## TASK DESCRIPTION:
When you reach a picture, leave it out; output everything else in the records exactly.
======== GIVEN ENTRIES
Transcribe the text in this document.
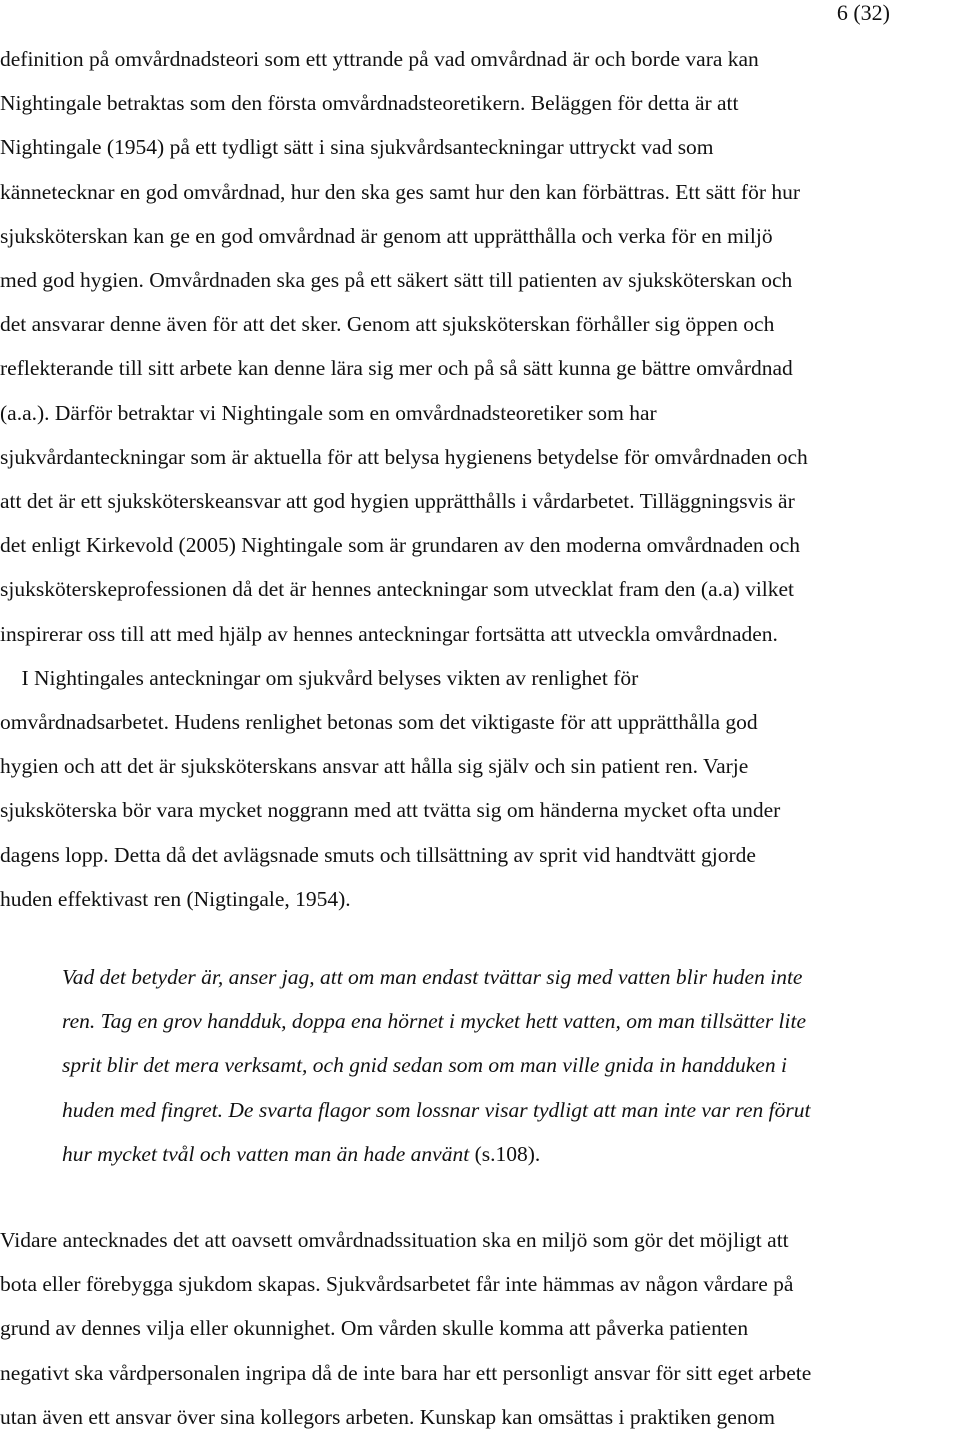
6 (32)

definition på omvårdnadsteori som ett yttrande på vad omvårdnad är och borde vara kan

Nightingale betraktas som den första omvårdnadsteoretikern. Beläggen för detta är att

Nightingale (1954) på ett tydligt sätt i sina sjukvårdsanteckningar uttryckt vad som

kännetecknar en god omvårdnad, hur den ska ges samt hur den kan förbättras. Ett sätt för hur

sjuksköterskan kan ge en god omvårdnad är genom att upprätthålla och verka för en miljö

med god hygien. Omvårdnaden ska ges på ett säkert sätt till patienten av sjuksköterskan och

det ansvarar denne även för att det sker. Genom att sjuksköterskan förhåller sig öppen och

reflekterande till sitt arbete kan denne lära sig mer och på så sätt kunna ge bättre omvårdnad

(a.a.). Därför betraktar vi Nightingale som en omvårdnadsteoretiker som har

sjukvårdanteckningar som är aktuella för att belysa hygienens betydelse för omvårdnaden och

att det är ett sjuksköterskeansvar att god hygien upprätthålls i vårdarbetet. Tilläggningsvis är

det enligt Kirkevold (2005) Nightingale som är grundaren av den moderna omvårdnaden och

sjuksköterskeprofessionen då det är hennes anteckningar som utvecklat fram den (a.a) vilket

inspirerar oss till att med hjälp av hennes anteckningar fortsätta att utveckla omvårdnaden.

I Nightingales anteckningar om sjukvård belyses vikten av renlighet för

omvårdnadsarbetet. Hudens renlighet betonas som det viktigaste för att upprätthålla god

hygien och att det är sjuksköterskans ansvar att hålla sig själv och sin patient ren. Varje

sjuksköterska bör vara mycket noggrann med att tvätta sig om händerna mycket ofta under

dagens lopp. Detta då det avlägsnade smuts och tillsättning av sprit vid handtvätt gjorde

huden effektivast ren (Nigtingale, 1954).

Vad det betyder är, anser jag, att om man endast tvättar sig med vatten blir huden inte

ren. Tag en grov handduk, doppa ena hörnet i mycket hett vatten, om man tillsätter lite

sprit blir det mera verksamt, och gnid sedan som om man ville gnida in handduken i

huden med fingret. De svarta flagor som lossnar visar tydligt att man inte var ren förut

hur mycket tvål och vatten man än hade använt (s.108).

Vidare antecknades det att oavsett omvårdnadssituation ska en miljö som gör det möjligt att

bota eller förebygga sjukdom skapas. Sjukvårdsarbetet får inte hämmas av någon vårdare på

grund av dennes vilja eller okunnighet. Om vården skulle komma att påverka patienten

negativt ska vårdpersonalen ingripa då de inte bara har ett personligt ansvar för sitt eget arbete

utan även ett ansvar över sina kollegors arbeten. Kunskap kan omsättas i praktiken genom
================
## SOLUTION:
Transcribe the text in this document.
6 (32)

definition på omvårdnadsteori som ett yttrande på vad omvårdnad är och borde vara kan

Nightingale betraktas som den första omvårdnadsteoretikern. Beläggen för detta är att

Nightingale (1954) på ett tydligt sätt i sina sjukvårdsanteckningar uttryckt vad som

kännetecknar en god omvårdnad, hur den ska ges samt hur den kan förbättras. Ett sätt för hur

sjuksköterskan kan ge en god omvårdnad är genom att upprätthålla och verka för en miljö

med god hygien. Omvårdnaden ska ges på ett säkert sätt till patienten av sjuksköterskan och

det ansvarar denne även för att det sker. Genom att sjuksköterskan förhåller sig öppen och

reflekterande till sitt arbete kan denne lära sig mer och på så sätt kunna ge bättre omvårdnad

(a.a.). Därför betraktar vi Nightingale som en omvårdnadsteoretiker som har

sjukvårdanteckningar som är aktuella för att belysa hygienens betydelse för omvårdnaden och

att det är ett sjuksköterskeansvar att god hygien upprätthålls i vårdarbetet. Tilläggningsvis är

det enligt Kirkevold (2005) Nightingale som är grundaren av den moderna omvårdnaden och

sjuksköterskeprofessionen då det är hennes anteckningar som utvecklat fram den (a.a) vilket

inspirerar oss till att med hjälp av hennes anteckningar fortsätta att utveckla omvårdnaden.

I Nightingales anteckningar om sjukvård belyses vikten av renlighet för

omvårdnadsarbetet. Hudens renlighet betonas som det viktigaste för att upprätthålla god

hygien och att det är sjuksköterskans ansvar att hålla sig själv och sin patient ren. Varje

sjuksköterska bör vara mycket noggrann med att tvätta sig om händerna mycket ofta under

dagens lopp. Detta då det avlägsnade smuts och tillsättning av sprit vid handtvätt gjorde

huden effektivast ren (Nigtingale, 1954).

Vad det betyder är, anser jag, att om man endast tvättar sig med vatten blir huden inte

ren. Tag en grov handduk, doppa ena hörnet i mycket hett vatten, om man tillsätter lite

sprit blir det mera verksamt, och gnid sedan som om man ville gnida in handduken i

huden med fingret. De svarta flagor som lossnar visar tydligt att man inte var ren förut

hur mycket tvål och vatten man än hade använt (s.108).

Vidare antecknades det att oavsett omvårdnadssituation ska en miljö som gör det möjligt att

bota eller förebygga sjukdom skapas. Sjukvårdsarbetet får inte hämmas av någon vårdare på

grund av dennes vilja eller okunnighet. Om vården skulle komma att påverka patienten

negativt ska vårdpersonalen ingripa då de inte bara har ett personligt ansvar för sitt eget arbete

utan även ett ansvar över sina kollegors arbeten. Kunskap kan omsättas i praktiken genom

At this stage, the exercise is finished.